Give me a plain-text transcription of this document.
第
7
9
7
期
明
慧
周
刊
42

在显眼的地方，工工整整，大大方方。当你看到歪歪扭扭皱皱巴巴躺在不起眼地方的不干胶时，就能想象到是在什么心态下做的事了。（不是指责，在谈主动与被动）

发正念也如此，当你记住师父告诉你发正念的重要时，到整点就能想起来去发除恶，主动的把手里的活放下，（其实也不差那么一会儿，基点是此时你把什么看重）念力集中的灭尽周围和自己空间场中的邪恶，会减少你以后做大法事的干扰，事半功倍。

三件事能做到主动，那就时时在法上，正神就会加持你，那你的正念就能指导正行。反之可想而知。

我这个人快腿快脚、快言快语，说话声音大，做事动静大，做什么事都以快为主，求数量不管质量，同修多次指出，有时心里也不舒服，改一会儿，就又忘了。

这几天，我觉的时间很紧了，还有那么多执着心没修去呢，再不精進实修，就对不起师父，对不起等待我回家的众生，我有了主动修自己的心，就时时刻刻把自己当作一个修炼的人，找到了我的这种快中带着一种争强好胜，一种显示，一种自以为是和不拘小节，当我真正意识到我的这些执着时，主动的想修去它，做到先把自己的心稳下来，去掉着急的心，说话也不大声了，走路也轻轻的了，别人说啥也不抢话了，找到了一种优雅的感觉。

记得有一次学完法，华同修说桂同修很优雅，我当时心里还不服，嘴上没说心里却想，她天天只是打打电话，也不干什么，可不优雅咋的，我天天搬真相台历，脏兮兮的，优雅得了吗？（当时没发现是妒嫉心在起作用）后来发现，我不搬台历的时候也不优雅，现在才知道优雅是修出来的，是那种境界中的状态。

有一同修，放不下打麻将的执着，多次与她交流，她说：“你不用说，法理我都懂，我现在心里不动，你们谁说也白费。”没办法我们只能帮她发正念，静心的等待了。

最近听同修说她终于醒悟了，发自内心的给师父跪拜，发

::::

§ What to produce: Please restate the records in full, word for word.

§ Output below:
Give me a plain-text transcription of this document.
第
7
9
7
期
明
慧
周
刊
42

在显眼的地方，工工整整，大大方方。当你看到歪歪扭扭皱皱巴巴躺在不起眼地方的不干胶时，就能想象到是在什么心态下做的事了。（不是指责，在谈主动与被动）

发正念也如此，当你记住师父告诉你发正念的重要时，到整点就能想起来去发除恶，主动的把手里的活放下，（其实也不差那么一会儿，基点是此时你把什么看重）念力集中的灭尽周围和自己空间场中的邪恶，会减少你以后做大法事的干扰，事半功倍。

三件事能做到主动，那就时时在法上，正神就会加持你，那你的正念就能指导正行。反之可想而知。

我这个人快腿快脚、快言快语，说话声音大，做事动静大，做什么事都以快为主，求数量不管质量，同修多次指出，有时心里也不舒服，改一会儿，就又忘了。

这几天，我觉的时间很紧了，还有那么多执着心没修去呢，再不精進实修，就对不起师父，对不起等待我回家的众生，我有了主动修自己的心，就时时刻刻把自己当作一个修炼的人，找到了我的这种快中带着一种争强好胜，一种显示，一种自以为是和不拘小节，当我真正意识到我的这些执着时，主动的想修去它，做到先把自己的心稳下来，去掉着急的心，说话也不大声了，走路也轻轻的了，别人说啥也不抢话了，找到了一种优雅的感觉。

记得有一次学完法，华同修说桂同修很优雅，我当时心里还不服，嘴上没说心里却想，她天天只是打打电话，也不干什么，可不优雅咋的，我天天搬真相台历，脏兮兮的，优雅得了吗？（当时没发现是妒嫉心在起作用）后来发现，我不搬台历的时候也不优雅，现在才知道优雅是修出来的，是那种境界中的状态。

有一同修，放不下打麻将的执着，多次与她交流，她说：“你不用说，法理我都懂，我现在心里不动，你们谁说也白费。”没办法我们只能帮她发正念，静心的等待了。

最近听同修说她终于醒悟了，发自内心的给师父跪拜，发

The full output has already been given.